● **Problem**
Pick up the mailing-list reply about throttling Ceph OSD recovery right after its last sentence and carry it on.

HEALTH_WARN 4 pgs incomplete; 4 pgs stuck inactive; 4 pgs stuck unclean

clewis@xxxxxxxxxxxxxxxxxx (Craig Lewis) · Thu, 14 Aug 2014 10:56:52 -0700

It sound likes you need to throttle recovery.  I have this in my ceph.conf:
[osd]
  osd max backfills = 1
  osd recovery max active = 1
  osd recovery op priority = 1

Those configs, plus SSD journals, really helped the stability of my cluster
during recovery.  Before I made those changes, I would see OSDs get voted
down by other OSDs for not responding to heartbeats quickly.  Messages in
ceph.log like:
osd.# IP:PORT 420 : [WRN] map e41738 wrongly marked me down

are an indication that OSDs are so overloaded that they're getting kicked
out.

● **Entries supplied**
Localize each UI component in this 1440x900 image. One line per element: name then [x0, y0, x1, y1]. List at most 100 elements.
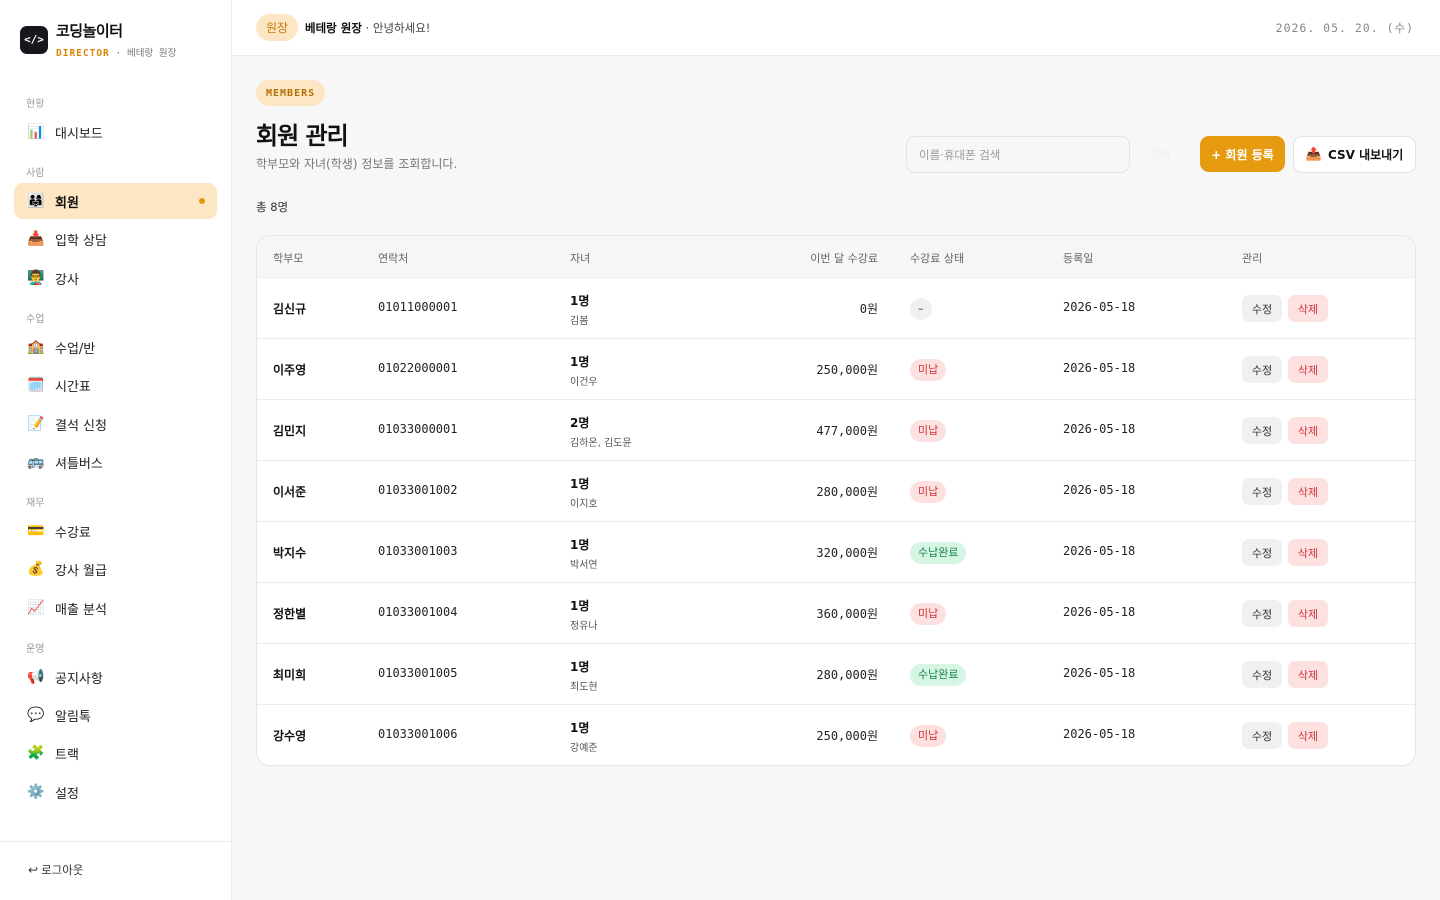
family-icon: 👨‍👩‍👧: [27, 193, 45, 209]
sidebar-item-alimtalk[interactable]: 💬 알림톡: [14, 697, 217, 733]
monthly-fee: 250,000원: [816, 729, 878, 743]
delete-button[interactable]: 삭제: [1288, 356, 1328, 383]
sidebar-item-payroll[interactable]: 💰 강사 월급: [14, 551, 217, 587]
outbox-tray-icon: 📤: [1305, 147, 1322, 162]
edit-button[interactable]: 수정: [1242, 295, 1282, 322]
row-actions: 수정 삭제: [1242, 356, 1328, 383]
puzzle-icon: 🧩: [27, 745, 45, 761]
delete-button[interactable]: 삭제: [1288, 600, 1328, 627]
sidebar-item-label: 셔틀버스: [55, 456, 103, 472]
sidebar-item-settings[interactable]: ⚙️ 설정: [14, 774, 217, 810]
sidebar-item-label: 설정: [55, 786, 79, 802]
active-indicator-dot: [199, 198, 205, 204]
export-csv-button[interactable]: 📤 CSV 내보내기: [1293, 136, 1416, 173]
sidebar-item-shuttle[interactable]: 🚌 셔틀버스: [14, 444, 217, 480]
sidebar-item-label: 대시보드: [55, 126, 103, 142]
brand-role: DIRECTOR: [56, 48, 110, 59]
sidebar-item-members[interactable]: 👨‍👩‍👧 회원: [14, 183, 217, 219]
total-count: 총 8명: [256, 200, 289, 214]
register-member-button[interactable]: + 회원 등록: [1200, 136, 1285, 172]
table-row: 박지수 01033001003 1명 박서연 320,000원 수납완료 2026-05-1…: [257, 522, 1415, 583]
children-names: 정유나: [570, 621, 598, 632]
children-cell: 1명 김봄: [570, 292, 589, 327]
delete-button[interactable]: 삭제: [1288, 661, 1328, 688]
search-input[interactable]: [906, 136, 1130, 173]
parent-name: 김민지: [273, 424, 307, 438]
delete-button[interactable]: 삭제: [1288, 295, 1328, 322]
brand-owner: 베테랑 원장: [126, 48, 177, 59]
edit-button[interactable]: 수정: [1242, 600, 1282, 627]
registered-date: 2026-05-18: [1063, 727, 1136, 741]
sidebar-item-classes[interactable]: 🏫 수업/반: [14, 329, 217, 365]
brand-separator: ·: [115, 48, 122, 59]
monthly-fee: 280,000원: [816, 485, 878, 499]
speech-bubble-icon: 💬: [27, 707, 45, 723]
edit-button[interactable]: 수정: [1242, 661, 1282, 688]
sidebar-item-label: 알림톡: [55, 709, 91, 725]
search-button[interactable]: 검색: [1150, 146, 1170, 162]
sidebar-item-tracks[interactable]: 🧩 트랙: [14, 735, 217, 771]
sidebar-item-tuition[interactable]: 💳 수강료: [14, 513, 217, 549]
registered-date: 2026-05-18: [1063, 605, 1136, 619]
table-row: 이서준 01033001002 1명 이지호 280,000원 미납 2026-05-18 수…: [257, 461, 1415, 522]
status-cell: –: [910, 297, 932, 320]
sidebar-item-sales-analysis[interactable]: 📈 매출 분석: [14, 590, 217, 626]
brand[interactable]: </> 코딩놀이터 DIRECTOR · 베테랑 원장: [20, 20, 176, 59]
monthly-fee: 360,000원: [816, 607, 878, 621]
status-badge: 미납: [910, 359, 947, 381]
nav-section-operations: 운영: [26, 644, 45, 655]
children-names: 김봄: [570, 316, 589, 327]
edit-button[interactable]: 수정: [1242, 356, 1282, 383]
current-date: 2026. 05. 20. (수): [1275, 21, 1414, 35]
logout-arrow-icon: ↩: [28, 863, 39, 877]
memo-icon: 📝: [27, 416, 45, 432]
registered-date: 2026-05-18: [1063, 300, 1136, 314]
parent-name: 이주영: [273, 363, 307, 377]
status-cell: 수납완료: [910, 663, 967, 686]
children-count: 1명: [570, 721, 590, 735]
delete-button[interactable]: 삭제: [1288, 478, 1328, 505]
edit-button[interactable]: 수정: [1242, 722, 1282, 749]
edit-button[interactable]: 수정: [1242, 478, 1282, 505]
delete-button[interactable]: 삭제: [1288, 722, 1328, 749]
table-row: 강수영 01033001006 1명 강예준 250,000원 미납 2026-05-18 수…: [257, 705, 1415, 765]
status-badge: –: [910, 298, 932, 320]
edit-button[interactable]: 수정: [1242, 539, 1282, 566]
row-actions: 수정 삭제: [1242, 417, 1328, 444]
sidebar-item-label: 매출 분석: [55, 602, 107, 618]
row-actions: 수정 삭제: [1242, 295, 1328, 322]
sidebar-item-admission[interactable]: 📥 입학 상담: [14, 221, 217, 257]
table-row: 정한별 01033001004 1명 정유나 360,000원 미납 2026-05-18 수…: [257, 583, 1415, 644]
children-count: 1명: [570, 599, 590, 613]
export-csv-label: CSV 내보내기: [1327, 148, 1404, 162]
sidebar-item-notices[interactable]: 📢 공지사항: [14, 659, 217, 695]
column-header-parent: 학부모: [273, 252, 304, 265]
sidebar-item-dashboard[interactable]: 📊 대시보드: [14, 114, 217, 150]
row-actions: 수정 삭제: [1242, 600, 1328, 627]
phone-number: 01033001003: [378, 544, 458, 558]
sidebar-item-teachers[interactable]: 👨‍🏫 강사: [14, 260, 217, 296]
children-count: 1명: [570, 477, 590, 491]
delete-button[interactable]: 삭제: [1288, 539, 1328, 566]
user-name: 베테랑 원장: [305, 21, 362, 35]
sidebar-item-label: 입학 상담: [55, 233, 107, 249]
monthly-fee: 280,000원: [816, 668, 878, 682]
nav-section-classes: 수업: [26, 314, 45, 325]
greeting: 베테랑 원장 · 안녕하세요!: [305, 20, 430, 36]
sidebar-divider: [0, 841, 231, 842]
column-header-status: 수강료 상태: [910, 252, 965, 265]
edit-button[interactable]: 수정: [1242, 417, 1282, 444]
greeting-text: · 안녕하세요!: [361, 21, 431, 35]
gear-icon: ⚙️: [27, 784, 45, 800]
sidebar-item-label: 강사: [55, 272, 79, 288]
sidebar-item-timetable[interactable]: 🗓️ 시간표: [14, 367, 217, 403]
sidebar-item-absence[interactable]: 📝 결석 신청: [14, 406, 217, 442]
status-cell: 미납: [910, 724, 947, 747]
delete-button[interactable]: 삭제: [1288, 417, 1328, 444]
row-actions: 수정 삭제: [1242, 539, 1328, 566]
logout-button[interactable]: ↩ 로그아웃: [28, 862, 83, 878]
parent-name: 이서준: [273, 485, 307, 499]
row-actions: 수정 삭제: [1242, 661, 1328, 688]
megaphone-icon: 📢: [27, 669, 45, 685]
children-count: 1명: [570, 538, 590, 552]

● **Exercise output**
I also ran into problems when OSDs were getting kicked repeatedly.  It
caused those really large sections in pg query's
[recovery_state][past_intervals]
that you also have. I would restart an OSD, it would peer, and then suicide
timeout 300 seconds after starting the peering process.  When I first saw
it, it was only affecting a few OSDs.  If you're seeing repeated suicide
timeouts in the OSD's logs, there's a manual process to catch them up.

On Thu, Aug 14, 2014 at 12:25 AM, Riederer, Michael <Michael.Riederer at br.de>
wrote:

>  Hi Craig,
>
> Yes we have stability problems. The cluster is definitely not suitable for
> a production environment. I will not describe the details here. I want to get
> to know ceph and this is possible with the Test-cluster. Some osds are
> very slow, less than 15 MB / sec writable. Also increases the load on the
> ceph nodes to over 30 when a osd is removed and a reorganistation of the
> data is necessary. If the load is very high (over 30) I have seen exactly
> what you describe. osds go down and out and come back up and in.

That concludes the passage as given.